(What you should do) Repeat the listing in full, word for word.

================

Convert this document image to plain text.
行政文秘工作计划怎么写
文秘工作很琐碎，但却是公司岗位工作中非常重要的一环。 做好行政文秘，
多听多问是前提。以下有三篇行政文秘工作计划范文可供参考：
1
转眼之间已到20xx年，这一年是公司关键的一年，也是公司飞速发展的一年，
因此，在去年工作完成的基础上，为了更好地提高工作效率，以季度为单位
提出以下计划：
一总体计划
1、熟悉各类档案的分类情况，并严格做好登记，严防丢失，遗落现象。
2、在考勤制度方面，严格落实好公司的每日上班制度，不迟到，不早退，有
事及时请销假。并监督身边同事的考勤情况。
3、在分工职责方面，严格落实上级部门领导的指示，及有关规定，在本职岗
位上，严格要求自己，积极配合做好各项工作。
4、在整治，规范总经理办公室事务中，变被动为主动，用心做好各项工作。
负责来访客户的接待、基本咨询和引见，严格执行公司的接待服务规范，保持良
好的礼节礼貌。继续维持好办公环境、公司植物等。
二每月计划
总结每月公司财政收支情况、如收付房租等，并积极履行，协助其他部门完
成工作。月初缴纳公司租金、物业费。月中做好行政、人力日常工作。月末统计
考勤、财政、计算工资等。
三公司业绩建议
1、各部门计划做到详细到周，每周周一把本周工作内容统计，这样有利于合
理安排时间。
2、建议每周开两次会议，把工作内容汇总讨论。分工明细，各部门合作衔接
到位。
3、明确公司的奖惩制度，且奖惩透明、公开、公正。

================

(Exercise answer)
Convert this document image to plain text.
行政文秘工作计划怎么写
文秘工作很琐碎，但却是公司岗位工作中非常重要的一环。 做好行政文秘，
多听多问是前提。以下有三篇行政文秘工作计划范文可供参考：
1
转眼之间已到20xx年，这一年是公司关键的一年，也是公司飞速发展的一年，
因此，在去年工作完成的基础上，为了更好地提高工作效率，以季度为单位
提出以下计划：
一总体计划
1、熟悉各类档案的分类情况，并严格做好登记，严防丢失，遗落现象。
2、在考勤制度方面，严格落实好公司的每日上班制度，不迟到，不早退，有
事及时请销假。并监督身边同事的考勤情况。
3、在分工职责方面，严格落实上级部门领导的指示，及有关规定，在本职岗
位上，严格要求自己，积极配合做好各项工作。
4、在整治，规范总经理办公室事务中，变被动为主动，用心做好各项工作。
负责来访客户的接待、基本咨询和引见，严格执行公司的接待服务规范，保持良
好的礼节礼貌。继续维持好办公环境、公司植物等。
二每月计划
总结每月公司财政收支情况、如收付房租等，并积极履行，协助其他部门完
成工作。月初缴纳公司租金、物业费。月中做好行政、人力日常工作。月末统计
考勤、财政、计算工资等。
三公司业绩建议
1、各部门计划做到详细到周，每周周一把本周工作内容统计，这样有利于合
理安排时间。
2、建议每周开两次会议，把工作内容汇总讨论。分工明细，各部门合作衔接
到位。
3、明确公司的奖惩制度，且奖惩透明、公开、公正。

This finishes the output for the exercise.